_Objective_
Show all lines holding "передачи".

------------

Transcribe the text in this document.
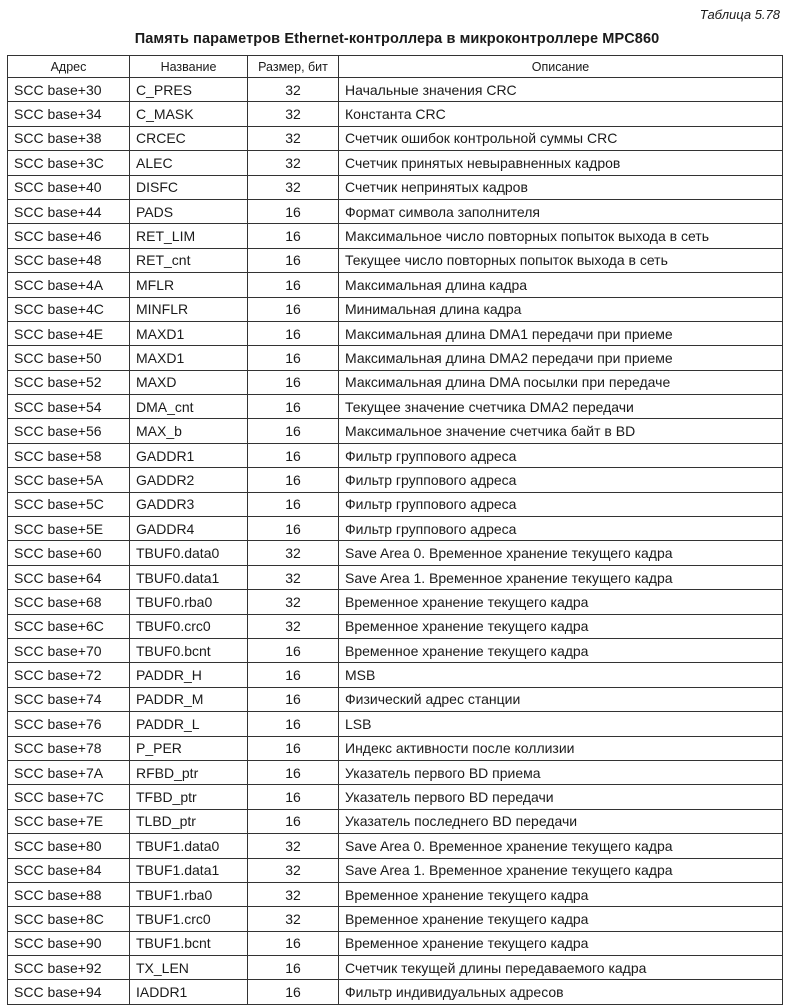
Таблица 5.78
Память параметров Ethernet-контроллера в микроконтроллере MPC860
Адрес	Название	Размер, бит	Описание
SCC base+30	C_PRES	32	Начальные значения CRC
SCC base+34	C_MASK	32	Константа CRC
SCC base+38	CRCEC	32	Счетчик ошибок контрольной суммы CRC
SCC base+3C	ALEC	32	Счетчик принятых невыравненных кадров
SCC base+40	DISFC	32	Счетчик непринятых кадров
SCC base+44	PADS	16	Формат символа заполнителя
SCC base+46	RET_LIM	16	Максимальное число повторных попыток выхода в сеть
SCC base+48	RET_cnt	16	Текущее число повторных попыток выхода в сеть
SCC base+4A	MFLR	16	Максимальная длина кадра
SCC base+4C	MINFLR	16	Минимальная длина кадра
SCC base+4E	MAXD1	16	Максимальная длина DMA1 передачи при приеме
SCC base+50	MAXD1	16	Максимальная длина DMA2 передачи при приеме
SCC base+52	MAXD	16	Максимальная длина DMA посылки при передаче
SCC base+54	DMA_cnt	16	Текущее значение счетчика DMA2 передачи
SCC base+56	MAX_b	16	Максимальное значение счетчика байт в BD
SCC base+58	GADDR1	16	Фильтр группового адреса
SCC base+5A	GADDR2	16	Фильтр группового адреса
SCC base+5C	GADDR3	16	Фильтр группового адреса
SCC base+5E	GADDR4	16	Фильтр группового адреса
SCC base+60	TBUF0.data0	32	Save Area 0. Временное хранение текущего кадра
SCC base+64	TBUF0.data1	32	Save Area 1. Временное хранение текущего кадра
SCC base+68	TBUF0.rba0	32	Временное хранение текущего кадра
SCC base+6C	TBUF0.crc0	32	Временное хранение текущего кадра
SCC base+70	TBUF0.bcnt	16	Временное хранение текущего кадра
SCC base+72	PADDR_H	16	MSB
SCC base+74	PADDR_M	16	Физический адрес станции
SCC base+76	PADDR_L	16	LSB
SCC base+78	P_PER	16	Индекс активности после коллизии
SCC base+7A	RFBD_ptr	16	Указатель первого BD приема
SCC base+7C	TFBD_ptr	16	Указатель первого BD передачи
SCC base+7E	TLBD_ptr	16	Указатель последнего BD передачи
SCC base+80	TBUF1.data0	32	Save Area 0. Временное хранение текущего кадра
SCC base+84	TBUF1.data1	32	Save Area 1. Временное хранение текущего кадра
SCC base+88	TBUF1.rba0	32	Временное хранение текущего кадра
SCC base+8C	TBUF1.crc0	32	Временное хранение текущего кадра
SCC base+90	TBUF1.bcnt	16	Временное хранение текущего кадра
SCC base+92	TX_LEN	16	Счетчик текущей длины передаваемого кадра
SCC base+94	IADDR1	16	Фильтр индивидуальных адресов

------------

_Answer to this problem_
SCC base+4E	MAXD1	16	Максимальная длина DMA1 передачи при приеме
SCC base+50	MAXD1	16	Максимальная длина DMA2 передачи при приеме
SCC base+54	DMA_cnt	16	Текущее значение счетчика DMA2 передачи
SCC base+7C	TFBD_ptr	16	Указатель первого BD передачи
SCC base+7E	TLBD_ptr	16	Указатель последнего BD передачи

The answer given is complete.